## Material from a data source
━━━
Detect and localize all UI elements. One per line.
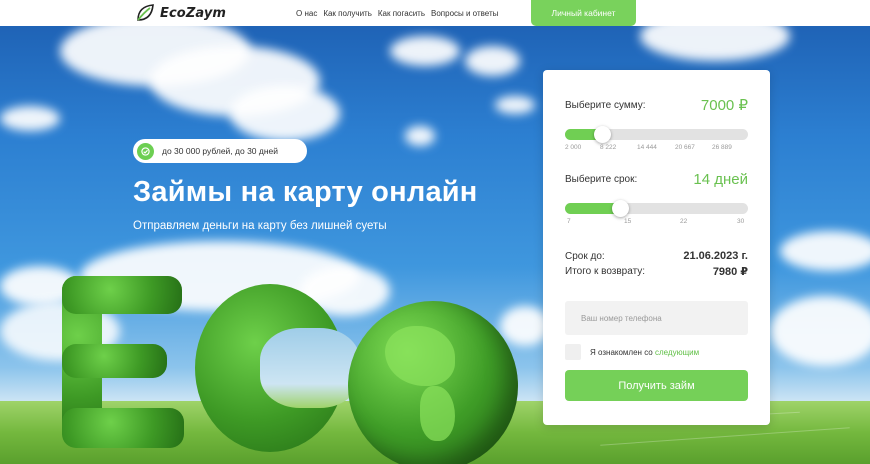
eco-grass-sculpture <box>60 276 520 464</box>
amount-slider[interactable] <box>565 126 748 143</box>
total-row: Итого к возврату: 7980 ₽ <box>565 265 748 278</box>
amount-tick: 2 000 <box>565 144 582 151</box>
term-slider[interactable] <box>565 200 748 217</box>
letter-e <box>62 408 184 448</box>
term-value: 14 дней <box>693 171 748 188</box>
cloud <box>780 231 870 271</box>
cloud <box>405 126 435 146</box>
term-tick: 7 <box>567 218 571 225</box>
agreement-row: Я ознакомлен со следующим <box>565 344 699 360</box>
due-date-value: 21.06.2023 г. <box>683 250 748 262</box>
loan-calculator: Выберите сумму: 7000 ₽ 2 000 8 222 14 44… <box>543 70 770 425</box>
amount-tick: 8 222 <box>600 144 617 151</box>
logo[interactable]: EcoZaym <box>135 2 226 24</box>
cloud <box>465 46 520 76</box>
due-date-row: Срок до: 21.06.2023 г. <box>565 250 748 262</box>
cloud <box>230 86 340 141</box>
due-date-label: Срок до: <box>565 250 605 262</box>
letter-e <box>62 276 182 314</box>
page-subtitle: Отправляем деньги на карту без лишней су… <box>133 220 387 232</box>
check-circle-icon <box>137 142 154 160</box>
letter-e <box>62 344 167 378</box>
limit-badge: до 30 000 рублей, до 30 дней <box>133 139 307 163</box>
term-ticks: 7 15 22 30 <box>565 218 748 228</box>
page-title: Займы на карту онлайн <box>133 176 478 208</box>
agreement-text-main: Я ознакомлен со <box>590 347 653 357</box>
agreement-checkbox[interactable] <box>565 344 581 360</box>
main-nav: О нас Как получить Как погасить Вопросы … <box>296 0 498 26</box>
amount-value: 7000 ₽ <box>700 97 748 114</box>
amount-slider-thumb[interactable] <box>593 126 611 143</box>
term-row: Выберите срок: 14 дней <box>565 171 748 188</box>
nav-link-faq[interactable]: Вопросы и ответы <box>431 9 498 18</box>
amount-tick: 20 667 <box>675 144 695 151</box>
total-value: 7980 ₽ <box>712 266 748 278</box>
agreement-link[interactable]: следующим <box>655 348 699 357</box>
letter-c-gap <box>260 328 360 408</box>
nav-link-about[interactable]: О нас <box>296 9 317 18</box>
agreement-text: Я ознакомлен со следующим <box>590 348 699 357</box>
get-loan-button[interactable]: Получить займ <box>565 370 748 401</box>
amount-ticks: 2 000 8 222 14 444 20 667 26 889 <box>565 144 748 154</box>
amount-tick: 26 889 <box>712 144 732 151</box>
logo-text: EcoZaym <box>160 5 227 21</box>
term-slider-thumb[interactable] <box>611 200 629 217</box>
term-tick: 15 <box>624 218 632 225</box>
cloud <box>640 26 790 61</box>
cloud <box>390 36 460 66</box>
term-tick: 30 <box>737 218 745 225</box>
amount-label: Выберите сумму: <box>565 99 646 111</box>
personal-cabinet-button[interactable]: Личный кабинет <box>531 0 636 26</box>
cloud <box>770 296 870 366</box>
phone-input[interactable] <box>565 301 748 335</box>
amount-row: Выберите сумму: 7000 ₽ <box>565 96 748 114</box>
nav-link-how-to-get[interactable]: Как получить <box>323 9 372 18</box>
nav-link-how-to-repay[interactable]: Как погасить <box>378 9 425 18</box>
cloud <box>0 106 60 131</box>
cloud <box>495 96 535 114</box>
badge-text: до 30 000 рублей, до 30 дней <box>162 146 279 156</box>
amount-tick: 14 444 <box>637 144 657 151</box>
leaf-icon <box>137 4 154 21</box>
total-label: Итого к возврату: <box>565 266 646 277</box>
term-tick: 22 <box>680 218 688 225</box>
site-header: EcoZaym О нас Как получить Как погасить … <box>0 0 870 26</box>
term-label: Выберите срок: <box>565 174 638 185</box>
━━━
## What the task asks
Extract every line of the material above, from the one containing "eco-grass-sculpture <box>60 276 520 464</box>" down to the one containing "nav-link-faq[interactable]: Вопросы и", including both of those lines, and reproduce each without any change.

## Response to the exercise
eco-grass-sculpture <box>60 276 520 464</box>
amount-slider[interactable] <box>565 126 748 143</box>
total-row: Итого к возврату: 7980 ₽ <box>565 265 748 278</box>
amount-tick: 2 000 <box>565 144 582 151</box>
term-slider[interactable] <box>565 200 748 217</box>
letter-e <box>62 408 184 448</box>
term-value: 14 дней <box>693 171 748 188</box>
cloud <box>780 231 870 271</box>
cloud <box>405 126 435 146</box>
term-tick: 7 <box>567 218 571 225</box>
agreement-row: Я ознакомлен со следующим <box>565 344 699 360</box>
due-date-value: 21.06.2023 г. <box>683 250 748 262</box>
loan-calculator: Выберите сумму: 7000 ₽ 2 000 8 222 14 44… <box>543 70 770 425</box>
amount-tick: 8 222 <box>600 144 617 151</box>
logo[interactable]: EcoZaym <box>135 2 226 24</box>
cloud <box>465 46 520 76</box>
due-date-row: Срок до: 21.06.2023 г. <box>565 250 748 262</box>
cloud <box>230 86 340 141</box>
due-date-label: Срок до: <box>565 250 605 262</box>
letter-e <box>62 276 182 314</box>
page-subtitle: Отправляем деньги на карту без лишней су… <box>133 220 387 232</box>
check-circle-icon <box>137 142 154 160</box>
letter-e <box>62 344 167 378</box>
limit-badge: до 30 000 рублей, до 30 дней <box>133 139 307 163</box>
term-ticks: 7 15 22 30 <box>565 218 748 228</box>
page-title: Займы на карту онлайн <box>133 176 478 208</box>
agreement-text-main: Я ознакомлен со <box>590 347 653 357</box>
agreement-checkbox[interactable] <box>565 344 581 360</box>
main-nav: О нас Как получить Как погасить Вопросы … <box>296 0 498 26</box>
amount-value: 7000 ₽ <box>700 97 748 114</box>
amount-slider-thumb[interactable] <box>593 126 611 143</box>
term-row: Выберите срок: 14 дней <box>565 171 748 188</box>
nav-link-faq[interactable]: Вопросы и ответы <box>431 9 498 18</box>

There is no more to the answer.